BEGIN Recorded information

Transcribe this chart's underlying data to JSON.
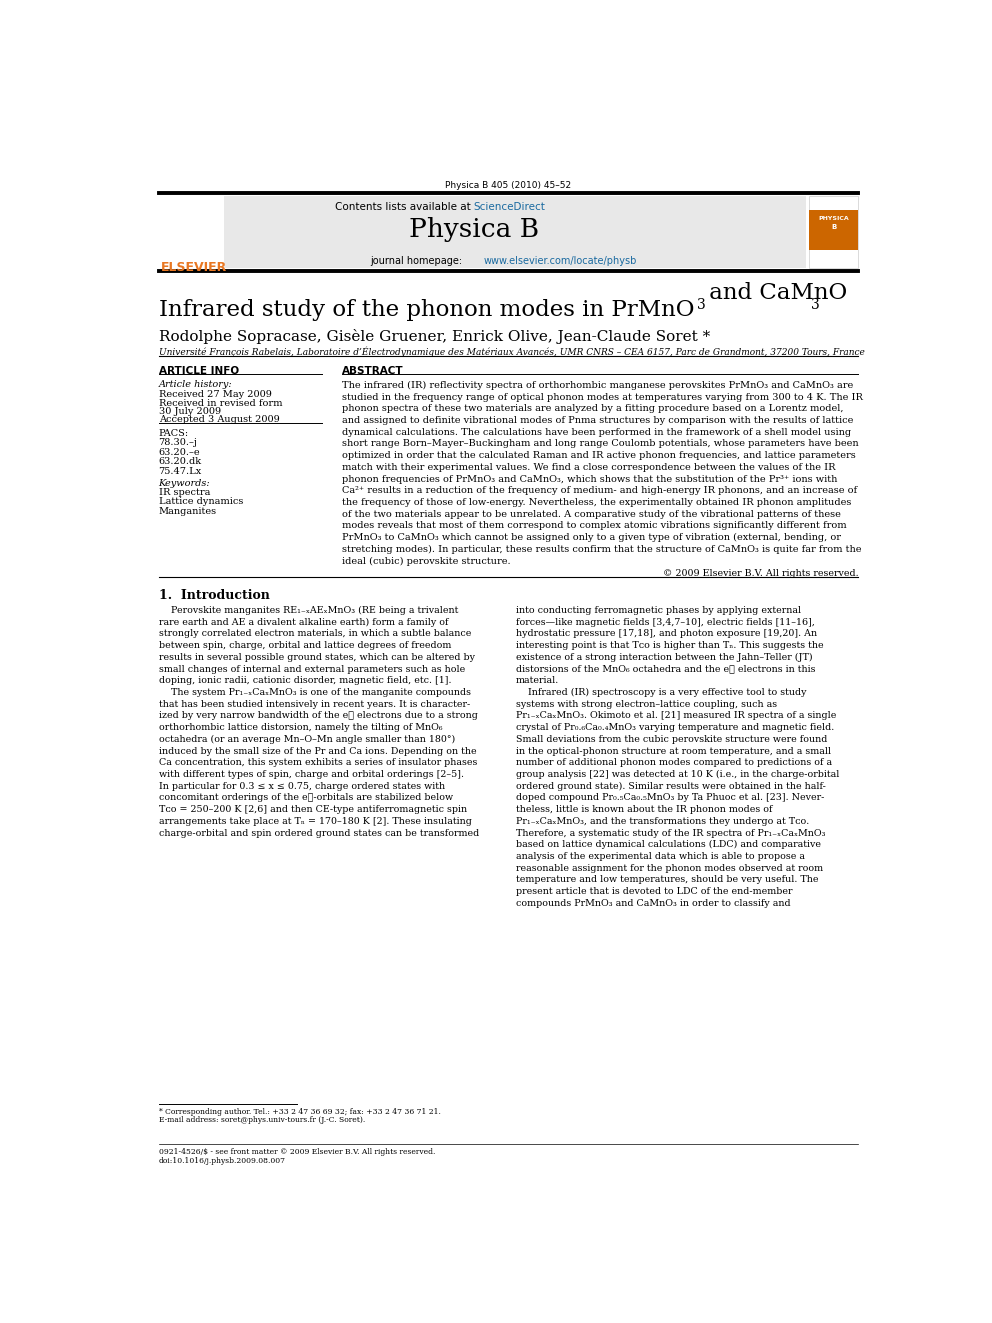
{
  "page_width": 9.92,
  "page_height": 13.23,
  "background_color": "#ffffff",
  "top_journal_line": "Physica B 405 (2010) 45–52",
  "header_bg": "#e8e8e8",
  "header_sciencedirect_color": "#1a6aa0",
  "header_journal_name": "Physica B",
  "header_homepage_url": "www.elsevier.com/locate/physb",
  "header_homepage_url_color": "#1a6aa0",
  "title_main": "Infrared study of the phonon modes in PrMnO",
  "title_sub1": "3",
  "title_mid": " and CaMnO",
  "title_sub2": "3",
  "authors": "Rodolphe Sopracase, Gisèle Gruener, Enrick Olive, Jean-Claude Soret *",
  "affiliation": "Université François Rabelais, Laboratoire d’Électrodynamique des Matériaux Avancés, UMR CNRS – CEA 6157, Parc de Grandmont, 37200 Tours, France",
  "article_info_header": "ARTICLE INFO",
  "history_label": "Article history:",
  "received": "Received 27 May 2009",
  "revised": "Received in revised form",
  "revised2": "30 July 2009",
  "accepted": "Accepted 3 August 2009",
  "pacs_label": "PACS:",
  "pacs_values": [
    "78.30.–j",
    "63.20.–e",
    "63.20.dk",
    "75.47.Lx"
  ],
  "keywords_label": "Keywords:",
  "keywords": [
    "IR spectra",
    "Lattice dynamics",
    "Manganites"
  ],
  "abstract_header": "ABSTRACT",
  "abstract_lines": [
    "The infrared (IR) reflectivity spectra of orthorhombic manganese perovskites PrMnO₃ and CaMnO₃ are",
    "studied in the frequency range of optical phonon modes at temperatures varying from 300 to 4 K. The IR",
    "phonon spectra of these two materials are analyzed by a fitting procedure based on a Lorentz model,",
    "and assigned to definite vibrational modes of Pnma structures by comparison with the results of lattice",
    "dynamical calculations. The calculations have been performed in the framework of a shell model using",
    "short range Born–Mayer–Buckingham and long range Coulomb potentials, whose parameters have been",
    "optimized in order that the calculated Raman and IR active phonon frequencies, and lattice parameters",
    "match with their experimental values. We find a close correspondence between the values of the IR",
    "phonon frequencies of PrMnO₃ and CaMnO₃, which shows that the substitution of the Pr³⁺ ions with",
    "Ca²⁺ results in a reduction of the frequency of medium- and high-energy IR phonons, and an increase of",
    "the frequency of those of low-energy. Nevertheless, the experimentally obtained IR phonon amplitudes",
    "of the two materials appear to be unrelated. A comparative study of the vibrational patterns of these",
    "modes reveals that most of them correspond to complex atomic vibrations significantly different from",
    "PrMnO₃ to CaMnO₃ which cannot be assigned only to a given type of vibration (external, bending, or",
    "stretching modes). In particular, these results confirm that the structure of CaMnO₃ is quite far from the",
    "ideal (cubic) perovskite structure."
  ],
  "copyright": "© 2009 Elsevier B.V. All rights reserved.",
  "section1_title": "1.  Introduction",
  "intro_col1_lines": [
    "    Perovskite manganites RE₁₋ₓAEₓMnO₃ (RE being a trivalent",
    "rare earth and AE a divalent alkaline earth) form a family of",
    "strongly correlated electron materials, in which a subtle balance",
    "between spin, charge, orbital and lattice degrees of freedom",
    "results in several possible ground states, which can be altered by",
    "small changes of internal and external parameters such as hole",
    "doping, ionic radii, cationic disorder, magnetic field, etc. [1].",
    "    The system Pr₁₋ₓCaₓMnO₃ is one of the manganite compounds",
    "that has been studied intensively in recent years. It is character-",
    "ized by very narrow bandwidth of the e⁧ electrons due to a strong",
    "orthorhombic lattice distorsion, namely the tilting of MnO₆",
    "octahedra (or an average Mn–O–Mn angle smaller than 180°)",
    "induced by the small size of the Pr and Ca ions. Depending on the",
    "Ca concentration, this system exhibits a series of insulator phases",
    "with different types of spin, charge and orbital orderings [2–5].",
    "In particular for 0.3 ≤ x ≤ 0.75, charge ordered states with",
    "concomitant orderings of the e⁧-orbitals are stabilized below",
    "Tᴄᴏ = 250–200 K [2,6] and then CE-type antiferromagnetic spin",
    "arrangements take place at Tₙ = 170–180 K [2]. These insulating",
    "charge-orbital and spin ordered ground states can be transformed"
  ],
  "intro_col2_lines": [
    "into conducting ferromagnetic phases by applying external",
    "forces—like magnetic fields [3,4,7–10], electric fields [11–16],",
    "hydrostatic pressure [17,18], and photon exposure [19,20]. An",
    "interesting point is that Tᴄᴏ is higher than Tₙ. This suggests the",
    "existence of a strong interaction between the Jahn–Teller (JT)",
    "distorsions of the MnO₆ octahedra and the e⁧ electrons in this",
    "material.",
    "    Infrared (IR) spectroscopy is a very effective tool to study",
    "systems with strong electron–lattice coupling, such as",
    "Pr₁₋ₓCaₓMnO₃. Okimoto et al. [21] measured IR spectra of a single",
    "crystal of Pr₀.₆Ca₀.₄MnO₃ varying temperature and magnetic field.",
    "Small deviations from the cubic perovskite structure were found",
    "in the optical-phonon structure at room temperature, and a small",
    "number of additional phonon modes compared to predictions of a",
    "group analysis [22] was detected at 10 K (i.e., in the charge-orbital",
    "ordered ground state). Similar results were obtained in the half-",
    "doped compound Pr₀.₅Ca₀.₅MnO₃ by Ta Phuoc et al. [23]. Never-",
    "theless, little is known about the IR phonon modes of",
    "Pr₁₋ₓCaₓMnO₃, and the transformations they undergo at Tᴄᴏ.",
    "Therefore, a systematic study of the IR spectra of Pr₁₋ₓCaₓMnO₃",
    "based on lattice dynamical calculations (LDC) and comparative",
    "analysis of the experimental data which is able to propose a",
    "reasonable assignment for the phonon modes observed at room",
    "temperature and low temperatures, should be very useful. The",
    "present article that is devoted to LDC of the end-member",
    "compounds PrMnO₃ and CaMnO₃ in order to classify and"
  ],
  "footnote_star": "* Corresponding author. Tel.: +33 2 47 36 69 32; fax: +33 2 47 36 71 21.",
  "footnote_email": "E-mail address: soret@phys.univ-tours.fr (J.-C. Soret).",
  "bottom_line1": "0921-4526/$ - see front matter © 2009 Elsevier B.V. All rights reserved.",
  "bottom_line2": "doi:10.1016/j.physb.2009.08.007"
}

END Recorded information

*Exercise brief:* None of the pictures should appear; repeat the records exactly otherwise.

*Solution to the exercise:*
Transcribe this chart's underlying data to JSON.
{
  "page_width": 9.92,
  "page_height": 13.23,
  "background_color": "#ffffff",
  "top_journal_line": "Physica B 405 (2010) 45–52",
  "header_bg": "#e8e8e8",
  "header_sciencedirect_color": "#1a6aa0",
  "header_journal_name": "Physica B",
  "header_homepage_url": "www.elsevier.com/locate/physb",
  "header_homepage_url_color": "#1a6aa0",
  "title_main": "Infrared study of the phonon modes in PrMnO",
  "title_sub1": "3",
  "title_mid": " and CaMnO",
  "title_sub2": "3",
  "authors": "Rodolphe Sopracase, Gisèle Gruener, Enrick Olive, Jean-Claude Soret *",
  "affiliation": "Université François Rabelais, Laboratoire d’Électrodynamique des Matériaux Avancés, UMR CNRS – CEA 6157, Parc de Grandmont, 37200 Tours, France",
  "article_info_header": "ARTICLE INFO",
  "history_label": "Article history:",
  "received": "Received 27 May 2009",
  "revised": "Received in revised form",
  "revised2": "30 July 2009",
  "accepted": "Accepted 3 August 2009",
  "pacs_label": "PACS:",
  "pacs_values": [
    "78.30.–j",
    "63.20.–e",
    "63.20.dk",
    "75.47.Lx"
  ],
  "keywords_label": "Keywords:",
  "keywords": [
    "IR spectra",
    "Lattice dynamics",
    "Manganites"
  ],
  "abstract_header": "ABSTRACT",
  "abstract_lines": [
    "The infrared (IR) reflectivity spectra of orthorhombic manganese perovskites PrMnO₃ and CaMnO₃ are",
    "studied in the frequency range of optical phonon modes at temperatures varying from 300 to 4 K. The IR",
    "phonon spectra of these two materials are analyzed by a fitting procedure based on a Lorentz model,",
    "and assigned to definite vibrational modes of Pnma structures by comparison with the results of lattice",
    "dynamical calculations. The calculations have been performed in the framework of a shell model using",
    "short range Born–Mayer–Buckingham and long range Coulomb potentials, whose parameters have been",
    "optimized in order that the calculated Raman and IR active phonon frequencies, and lattice parameters",
    "match with their experimental values. We find a close correspondence between the values of the IR",
    "phonon frequencies of PrMnO₃ and CaMnO₃, which shows that the substitution of the Pr³⁺ ions with",
    "Ca²⁺ results in a reduction of the frequency of medium- and high-energy IR phonons, and an increase of",
    "the frequency of those of low-energy. Nevertheless, the experimentally obtained IR phonon amplitudes",
    "of the two materials appear to be unrelated. A comparative study of the vibrational patterns of these",
    "modes reveals that most of them correspond to complex atomic vibrations significantly different from",
    "PrMnO₃ to CaMnO₃ which cannot be assigned only to a given type of vibration (external, bending, or",
    "stretching modes). In particular, these results confirm that the structure of CaMnO₃ is quite far from the",
    "ideal (cubic) perovskite structure."
  ],
  "copyright": "© 2009 Elsevier B.V. All rights reserved.",
  "section1_title": "1.  Introduction",
  "intro_col1_lines": [
    "    Perovskite manganites RE₁₋ₓAEₓMnO₃ (RE being a trivalent",
    "rare earth and AE a divalent alkaline earth) form a family of",
    "strongly correlated electron materials, in which a subtle balance",
    "between spin, charge, orbital and lattice degrees of freedom",
    "results in several possible ground states, which can be altered by",
    "small changes of internal and external parameters such as hole",
    "doping, ionic radii, cationic disorder, magnetic field, etc. [1].",
    "    The system Pr₁₋ₓCaₓMnO₃ is one of the manganite compounds",
    "that has been studied intensively in recent years. It is character-",
    "ized by very narrow bandwidth of the e⁧ electrons due to a strong",
    "orthorhombic lattice distorsion, namely the tilting of MnO₆",
    "octahedra (or an average Mn–O–Mn angle smaller than 180°)",
    "induced by the small size of the Pr and Ca ions. Depending on the",
    "Ca concentration, this system exhibits a series of insulator phases",
    "with different types of spin, charge and orbital orderings [2–5].",
    "In particular for 0.3 ≤ x ≤ 0.75, charge ordered states with",
    "concomitant orderings of the e⁧-orbitals are stabilized below",
    "Tᴄᴏ = 250–200 K [2,6] and then CE-type antiferromagnetic spin",
    "arrangements take place at Tₙ = 170–180 K [2]. These insulating",
    "charge-orbital and spin ordered ground states can be transformed"
  ],
  "intro_col2_lines": [
    "into conducting ferromagnetic phases by applying external",
    "forces—like magnetic fields [3,4,7–10], electric fields [11–16],",
    "hydrostatic pressure [17,18], and photon exposure [19,20]. An",
    "interesting point is that Tᴄᴏ is higher than Tₙ. This suggests the",
    "existence of a strong interaction between the Jahn–Teller (JT)",
    "distorsions of the MnO₆ octahedra and the e⁧ electrons in this",
    "material.",
    "    Infrared (IR) spectroscopy is a very effective tool to study",
    "systems with strong electron–lattice coupling, such as",
    "Pr₁₋ₓCaₓMnO₃. Okimoto et al. [21] measured IR spectra of a single",
    "crystal of Pr₀.₆Ca₀.₄MnO₃ varying temperature and magnetic field.",
    "Small deviations from the cubic perovskite structure were found",
    "in the optical-phonon structure at room temperature, and a small",
    "number of additional phonon modes compared to predictions of a",
    "group analysis [22] was detected at 10 K (i.e., in the charge-orbital",
    "ordered ground state). Similar results were obtained in the half-",
    "doped compound Pr₀.₅Ca₀.₅MnO₃ by Ta Phuoc et al. [23]. Never-",
    "theless, little is known about the IR phonon modes of",
    "Pr₁₋ₓCaₓMnO₃, and the transformations they undergo at Tᴄᴏ.",
    "Therefore, a systematic study of the IR spectra of Pr₁₋ₓCaₓMnO₃",
    "based on lattice dynamical calculations (LDC) and comparative",
    "analysis of the experimental data which is able to propose a",
    "reasonable assignment for the phonon modes observed at room",
    "temperature and low temperatures, should be very useful. The",
    "present article that is devoted to LDC of the end-member",
    "compounds PrMnO₃ and CaMnO₃ in order to classify and"
  ],
  "footnote_star": "* Corresponding author. Tel.: +33 2 47 36 69 32; fax: +33 2 47 36 71 21.",
  "footnote_email": "E-mail address: soret@phys.univ-tours.fr (J.-C. Soret).",
  "bottom_line1": "0921-4526/$ - see front matter © 2009 Elsevier B.V. All rights reserved.",
  "bottom_line2": "doi:10.1016/j.physb.2009.08.007"
}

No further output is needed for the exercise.